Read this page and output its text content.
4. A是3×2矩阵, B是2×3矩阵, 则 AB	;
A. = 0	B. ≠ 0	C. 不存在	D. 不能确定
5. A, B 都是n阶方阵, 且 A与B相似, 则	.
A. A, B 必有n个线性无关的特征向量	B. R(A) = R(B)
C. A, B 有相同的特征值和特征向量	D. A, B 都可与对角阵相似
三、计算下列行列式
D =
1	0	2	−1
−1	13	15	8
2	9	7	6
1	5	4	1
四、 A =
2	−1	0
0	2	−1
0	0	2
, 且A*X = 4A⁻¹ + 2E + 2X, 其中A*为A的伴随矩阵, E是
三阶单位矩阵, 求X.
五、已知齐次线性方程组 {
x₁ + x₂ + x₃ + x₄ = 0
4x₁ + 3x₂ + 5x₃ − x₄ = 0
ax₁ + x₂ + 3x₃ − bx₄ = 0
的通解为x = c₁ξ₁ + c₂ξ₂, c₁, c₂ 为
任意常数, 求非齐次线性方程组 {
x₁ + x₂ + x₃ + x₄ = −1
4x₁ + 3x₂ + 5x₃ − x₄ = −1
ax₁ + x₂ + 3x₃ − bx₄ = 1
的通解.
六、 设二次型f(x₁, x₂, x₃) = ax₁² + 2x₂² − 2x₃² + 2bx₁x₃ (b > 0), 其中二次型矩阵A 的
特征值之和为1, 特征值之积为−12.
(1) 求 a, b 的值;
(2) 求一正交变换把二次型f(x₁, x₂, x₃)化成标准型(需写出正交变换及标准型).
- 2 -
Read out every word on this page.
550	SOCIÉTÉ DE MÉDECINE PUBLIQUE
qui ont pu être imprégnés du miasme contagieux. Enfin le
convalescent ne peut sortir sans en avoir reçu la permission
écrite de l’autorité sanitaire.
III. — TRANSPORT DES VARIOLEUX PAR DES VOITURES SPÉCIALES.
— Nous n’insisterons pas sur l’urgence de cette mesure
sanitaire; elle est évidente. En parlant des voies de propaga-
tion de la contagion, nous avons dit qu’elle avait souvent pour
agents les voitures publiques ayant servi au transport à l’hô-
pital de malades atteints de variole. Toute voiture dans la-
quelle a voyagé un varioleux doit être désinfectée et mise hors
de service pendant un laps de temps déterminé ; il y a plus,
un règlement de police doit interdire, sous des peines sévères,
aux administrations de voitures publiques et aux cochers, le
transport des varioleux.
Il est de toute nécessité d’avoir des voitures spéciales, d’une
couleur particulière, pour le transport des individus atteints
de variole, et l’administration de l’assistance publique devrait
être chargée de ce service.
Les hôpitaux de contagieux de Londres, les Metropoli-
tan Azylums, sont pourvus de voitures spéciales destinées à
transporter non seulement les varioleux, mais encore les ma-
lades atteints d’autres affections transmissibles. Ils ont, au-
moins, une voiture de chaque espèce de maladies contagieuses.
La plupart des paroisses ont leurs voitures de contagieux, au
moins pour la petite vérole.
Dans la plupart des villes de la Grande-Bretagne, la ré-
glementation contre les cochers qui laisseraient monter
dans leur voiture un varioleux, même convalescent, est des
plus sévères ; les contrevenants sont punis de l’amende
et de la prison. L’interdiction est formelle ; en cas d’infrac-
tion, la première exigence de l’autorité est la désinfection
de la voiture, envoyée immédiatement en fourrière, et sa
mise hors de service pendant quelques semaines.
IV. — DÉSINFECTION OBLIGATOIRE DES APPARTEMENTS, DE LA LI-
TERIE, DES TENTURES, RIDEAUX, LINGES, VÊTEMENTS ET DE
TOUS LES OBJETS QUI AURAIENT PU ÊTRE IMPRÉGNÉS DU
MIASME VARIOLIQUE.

════════

**GIVEN PROBLEM:** Using the material above, print every entry exactly as written.

**ANSWER BELOW:**
Read this page and output its text content.
4. A是3×2矩阵, B是2×3矩阵, 则 AB	;
A. = 0	B. ≠ 0	C. 不存在	D. 不能确定
5. A, B 都是n阶方阵, 且 A与B相似, 则	.
A. A, B 必有n个线性无关的特征向量	B. R(A) = R(B)
C. A, B 有相同的特征值和特征向量	D. A, B 都可与对角阵相似
三、计算下列行列式
D =
1	0	2	−1
−1	13	15	8
2	9	7	6
1	5	4	1
四、 A =
2	−1	0
0	2	−1
0	0	2
, 且A*X = 4A⁻¹ + 2E + 2X, 其中A*为A的伴随矩阵, E是
三阶单位矩阵, 求X.
五、已知齐次线性方程组 {
x₁ + x₂ + x₃ + x₄ = 0
4x₁ + 3x₂ + 5x₃ − x₄ = 0
ax₁ + x₂ + 3x₃ − bx₄ = 0
的通解为x = c₁ξ₁ + c₂ξ₂, c₁, c₂ 为
任意常数, 求非齐次线性方程组 {
x₁ + x₂ + x₃ + x₄ = −1
4x₁ + 3x₂ + 5x₃ − x₄ = −1
ax₁ + x₂ + 3x₃ − bx₄ = 1
的通解.
六、 设二次型f(x₁, x₂, x₃) = ax₁² + 2x₂² − 2x₃² + 2bx₁x₃ (b > 0), 其中二次型矩阵A 的
特征值之和为1, 特征值之积为−12.
(1) 求 a, b 的值;
(2) 求一正交变换把二次型f(x₁, x₂, x₃)化成标准型(需写出正交变换及标准型).
- 2 -
Read out every word on this page.
550	SOCIÉTÉ DE MÉDECINE PUBLIQUE
qui ont pu être imprégnés du miasme contagieux. Enfin le
convalescent ne peut sortir sans en avoir reçu la permission
écrite de l’autorité sanitaire.
III. — TRANSPORT DES VARIOLEUX PAR DES VOITURES SPÉCIALES.
— Nous n’insisterons pas sur l’urgence de cette mesure
sanitaire; elle est évidente. En parlant des voies de propaga-
tion de la contagion, nous avons dit qu’elle avait souvent pour
agents les voitures publiques ayant servi au transport à l’hô-
pital de malades atteints de variole. Toute voiture dans la-
quelle a voyagé un varioleux doit être désinfectée et mise hors
de service pendant un laps de temps déterminé ; il y a plus,
un règlement de police doit interdire, sous des peines sévères,
aux administrations de voitures publiques et aux cochers, le
transport des varioleux.
Il est de toute nécessité d’avoir des voitures spéciales, d’une
couleur particulière, pour le transport des individus atteints
de variole, et l’administration de l’assistance publique devrait
être chargée de ce service.
Les hôpitaux de contagieux de Londres, les Metropoli-
tan Azylums, sont pourvus de voitures spéciales destinées à
transporter non seulement les varioleux, mais encore les ma-
lades atteints d’autres affections transmissibles. Ils ont, au-
moins, une voiture de chaque espèce de maladies contagieuses.
La plupart des paroisses ont leurs voitures de contagieux, au
moins pour la petite vérole.
Dans la plupart des villes de la Grande-Bretagne, la ré-
glementation contre les cochers qui laisseraient monter
dans leur voiture un varioleux, même convalescent, est des
plus sévères ; les contrevenants sont punis de l’amende
et de la prison. L’interdiction est formelle ; en cas d’infrac-
tion, la première exigence de l’autorité est la désinfection
de la voiture, envoyée immédiatement en fourrière, et sa
mise hors de service pendant quelques semaines.
IV. — DÉSINFECTION OBLIGATOIRE DES APPARTEMENTS, DE LA LI-
TERIE, DES TENTURES, RIDEAUX, LINGES, VÊTEMENTS ET DE
TOUS LES OBJETS QUI AURAIENT PU ÊTRE IMPRÉGNÉS DU
MIASME VARIOLIQUE.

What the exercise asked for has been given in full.